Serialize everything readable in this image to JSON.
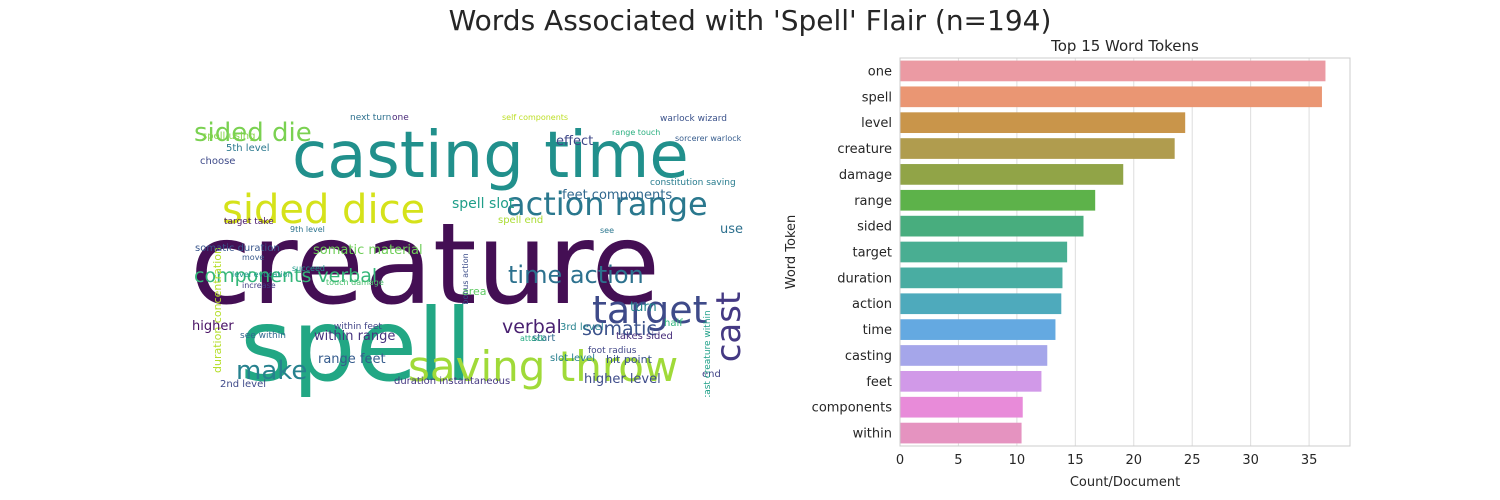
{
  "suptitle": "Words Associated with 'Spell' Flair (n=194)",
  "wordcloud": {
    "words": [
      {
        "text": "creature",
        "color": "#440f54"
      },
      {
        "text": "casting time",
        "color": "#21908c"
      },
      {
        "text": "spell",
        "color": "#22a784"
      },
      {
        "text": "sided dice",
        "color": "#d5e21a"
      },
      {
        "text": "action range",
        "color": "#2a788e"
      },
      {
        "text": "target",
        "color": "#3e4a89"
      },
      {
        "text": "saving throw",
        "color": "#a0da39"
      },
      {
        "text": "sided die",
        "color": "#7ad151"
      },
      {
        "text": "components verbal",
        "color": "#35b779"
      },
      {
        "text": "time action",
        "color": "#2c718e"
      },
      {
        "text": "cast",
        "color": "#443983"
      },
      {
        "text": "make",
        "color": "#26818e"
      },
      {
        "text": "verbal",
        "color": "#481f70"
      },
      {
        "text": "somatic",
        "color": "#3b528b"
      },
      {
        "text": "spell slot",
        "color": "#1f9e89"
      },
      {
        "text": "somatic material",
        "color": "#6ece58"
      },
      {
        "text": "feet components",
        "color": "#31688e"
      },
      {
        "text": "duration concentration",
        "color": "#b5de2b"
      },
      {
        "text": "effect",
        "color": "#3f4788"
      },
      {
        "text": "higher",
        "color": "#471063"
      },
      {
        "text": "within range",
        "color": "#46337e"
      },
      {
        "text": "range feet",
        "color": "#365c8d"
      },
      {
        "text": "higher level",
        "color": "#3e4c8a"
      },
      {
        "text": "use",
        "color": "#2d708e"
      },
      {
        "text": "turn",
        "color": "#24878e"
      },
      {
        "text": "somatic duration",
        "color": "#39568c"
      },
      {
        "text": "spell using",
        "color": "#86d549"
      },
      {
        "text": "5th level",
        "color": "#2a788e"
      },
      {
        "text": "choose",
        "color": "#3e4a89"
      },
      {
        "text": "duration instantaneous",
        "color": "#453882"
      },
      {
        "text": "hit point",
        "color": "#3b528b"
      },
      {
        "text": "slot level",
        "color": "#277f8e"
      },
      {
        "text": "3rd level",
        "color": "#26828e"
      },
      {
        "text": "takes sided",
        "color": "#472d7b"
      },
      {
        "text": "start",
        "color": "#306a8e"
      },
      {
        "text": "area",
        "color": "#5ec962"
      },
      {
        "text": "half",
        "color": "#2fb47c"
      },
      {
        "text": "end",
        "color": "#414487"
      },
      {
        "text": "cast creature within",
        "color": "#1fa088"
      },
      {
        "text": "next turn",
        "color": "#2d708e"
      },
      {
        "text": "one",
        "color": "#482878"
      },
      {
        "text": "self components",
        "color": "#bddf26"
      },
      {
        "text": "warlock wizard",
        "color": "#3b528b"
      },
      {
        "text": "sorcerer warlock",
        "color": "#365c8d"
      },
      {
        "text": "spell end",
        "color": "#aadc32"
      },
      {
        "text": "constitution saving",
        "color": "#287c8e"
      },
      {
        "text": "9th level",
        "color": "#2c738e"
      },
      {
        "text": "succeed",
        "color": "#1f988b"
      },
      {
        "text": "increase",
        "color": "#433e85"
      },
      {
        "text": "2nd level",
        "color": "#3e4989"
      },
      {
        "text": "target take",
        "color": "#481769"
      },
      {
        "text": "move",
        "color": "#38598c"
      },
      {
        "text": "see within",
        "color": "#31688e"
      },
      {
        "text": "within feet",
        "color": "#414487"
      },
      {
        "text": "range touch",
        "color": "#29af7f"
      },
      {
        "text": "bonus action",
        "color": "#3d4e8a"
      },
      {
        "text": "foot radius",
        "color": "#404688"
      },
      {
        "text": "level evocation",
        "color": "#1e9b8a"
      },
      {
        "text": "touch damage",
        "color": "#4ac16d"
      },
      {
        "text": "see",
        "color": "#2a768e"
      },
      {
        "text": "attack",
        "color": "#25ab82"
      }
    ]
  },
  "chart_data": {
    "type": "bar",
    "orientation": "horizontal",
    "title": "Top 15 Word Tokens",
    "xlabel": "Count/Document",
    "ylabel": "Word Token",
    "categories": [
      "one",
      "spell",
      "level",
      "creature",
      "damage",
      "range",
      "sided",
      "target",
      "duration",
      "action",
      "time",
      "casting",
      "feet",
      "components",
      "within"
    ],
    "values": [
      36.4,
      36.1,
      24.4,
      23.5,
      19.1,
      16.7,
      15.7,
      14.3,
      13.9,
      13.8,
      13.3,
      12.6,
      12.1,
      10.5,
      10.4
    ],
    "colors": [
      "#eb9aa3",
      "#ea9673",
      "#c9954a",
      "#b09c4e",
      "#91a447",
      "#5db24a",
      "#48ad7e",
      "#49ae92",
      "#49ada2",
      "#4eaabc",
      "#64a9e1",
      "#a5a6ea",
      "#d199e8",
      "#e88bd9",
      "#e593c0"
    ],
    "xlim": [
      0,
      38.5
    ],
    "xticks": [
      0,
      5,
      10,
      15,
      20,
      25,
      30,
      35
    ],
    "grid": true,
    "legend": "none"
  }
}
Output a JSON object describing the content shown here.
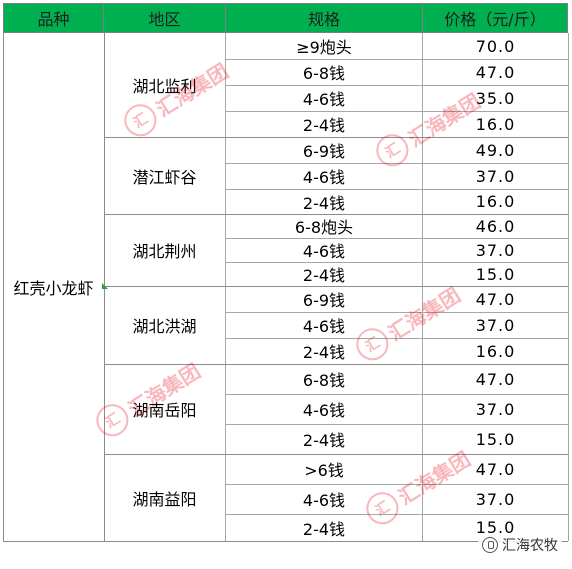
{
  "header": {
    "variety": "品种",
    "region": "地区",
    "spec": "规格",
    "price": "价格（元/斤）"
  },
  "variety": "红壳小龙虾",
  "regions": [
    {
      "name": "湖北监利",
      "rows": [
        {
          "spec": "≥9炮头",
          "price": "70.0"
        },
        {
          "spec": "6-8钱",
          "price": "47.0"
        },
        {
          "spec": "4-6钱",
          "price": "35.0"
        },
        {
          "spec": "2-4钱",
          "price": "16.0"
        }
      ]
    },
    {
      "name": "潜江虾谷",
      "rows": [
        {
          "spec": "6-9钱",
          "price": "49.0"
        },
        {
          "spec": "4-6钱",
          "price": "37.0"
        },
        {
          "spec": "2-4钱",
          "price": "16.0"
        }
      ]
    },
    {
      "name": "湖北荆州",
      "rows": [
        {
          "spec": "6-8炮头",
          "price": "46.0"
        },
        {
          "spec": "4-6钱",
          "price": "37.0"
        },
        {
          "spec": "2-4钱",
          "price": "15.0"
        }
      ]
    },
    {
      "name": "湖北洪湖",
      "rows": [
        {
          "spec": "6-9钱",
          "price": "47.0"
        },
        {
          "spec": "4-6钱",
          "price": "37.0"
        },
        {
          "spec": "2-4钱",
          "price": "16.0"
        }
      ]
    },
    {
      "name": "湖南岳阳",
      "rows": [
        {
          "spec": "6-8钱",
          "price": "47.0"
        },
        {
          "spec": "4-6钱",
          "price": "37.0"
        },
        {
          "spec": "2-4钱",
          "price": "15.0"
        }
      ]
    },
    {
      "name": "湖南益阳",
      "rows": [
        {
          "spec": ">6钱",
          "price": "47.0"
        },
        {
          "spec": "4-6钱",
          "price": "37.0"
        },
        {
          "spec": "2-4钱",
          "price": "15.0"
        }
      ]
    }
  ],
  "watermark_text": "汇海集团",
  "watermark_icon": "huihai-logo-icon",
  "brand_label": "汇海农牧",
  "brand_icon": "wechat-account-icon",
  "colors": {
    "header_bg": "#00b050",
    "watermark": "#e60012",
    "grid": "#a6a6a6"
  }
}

---*---

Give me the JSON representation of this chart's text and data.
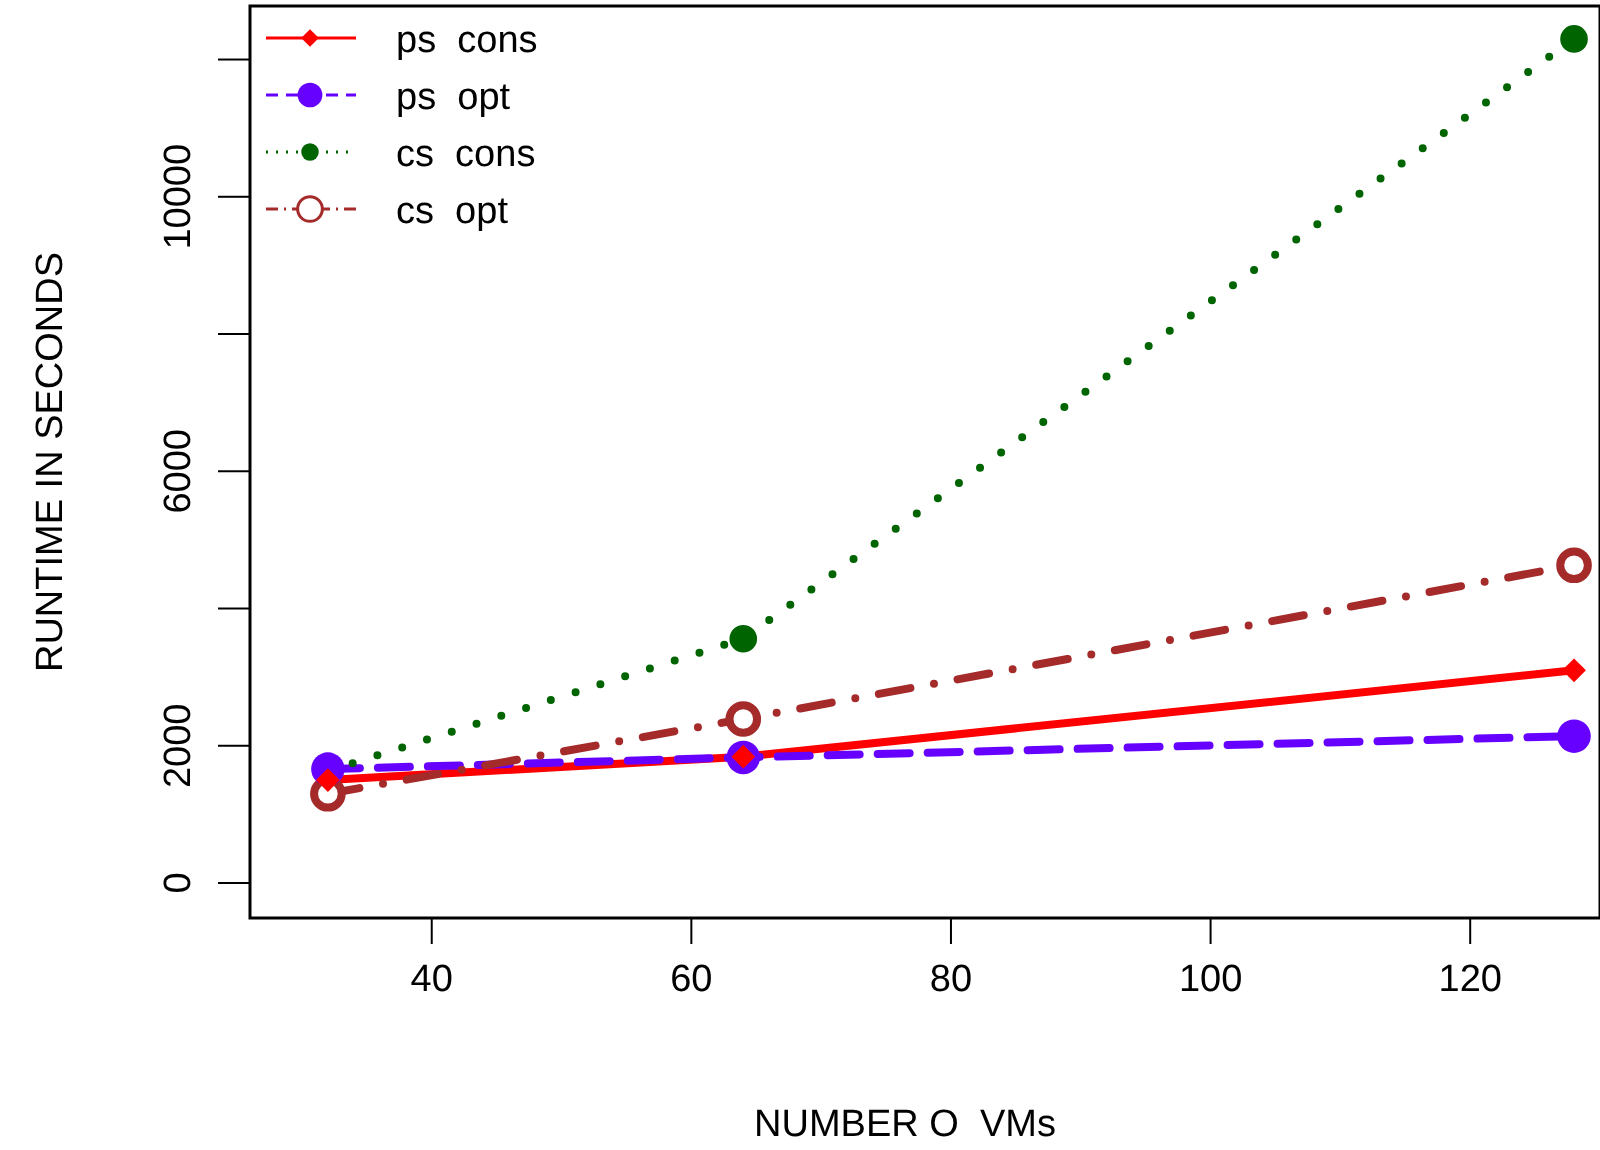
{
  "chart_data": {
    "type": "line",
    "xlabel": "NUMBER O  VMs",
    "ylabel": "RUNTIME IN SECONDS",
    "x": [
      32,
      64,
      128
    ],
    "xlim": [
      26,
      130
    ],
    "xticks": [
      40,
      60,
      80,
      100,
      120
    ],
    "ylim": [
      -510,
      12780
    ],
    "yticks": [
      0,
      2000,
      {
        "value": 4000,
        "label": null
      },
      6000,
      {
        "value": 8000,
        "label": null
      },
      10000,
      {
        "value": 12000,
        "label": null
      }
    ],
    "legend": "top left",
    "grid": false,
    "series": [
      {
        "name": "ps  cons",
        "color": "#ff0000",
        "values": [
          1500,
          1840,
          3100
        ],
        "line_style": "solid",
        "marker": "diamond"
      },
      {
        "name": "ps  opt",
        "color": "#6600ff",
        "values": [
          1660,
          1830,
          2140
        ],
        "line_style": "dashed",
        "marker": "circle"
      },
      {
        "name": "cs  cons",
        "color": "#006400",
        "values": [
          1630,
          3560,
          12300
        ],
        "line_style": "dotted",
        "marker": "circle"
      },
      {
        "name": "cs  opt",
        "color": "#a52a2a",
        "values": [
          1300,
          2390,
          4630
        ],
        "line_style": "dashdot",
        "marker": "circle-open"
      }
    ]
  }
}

---*---

• **Your instructions**: Every line above that contains the word "components" should be reported.

• **Task solution**:
        "text": "components verbal",
        "text": "feet components",
        "text": "self components",
      "components",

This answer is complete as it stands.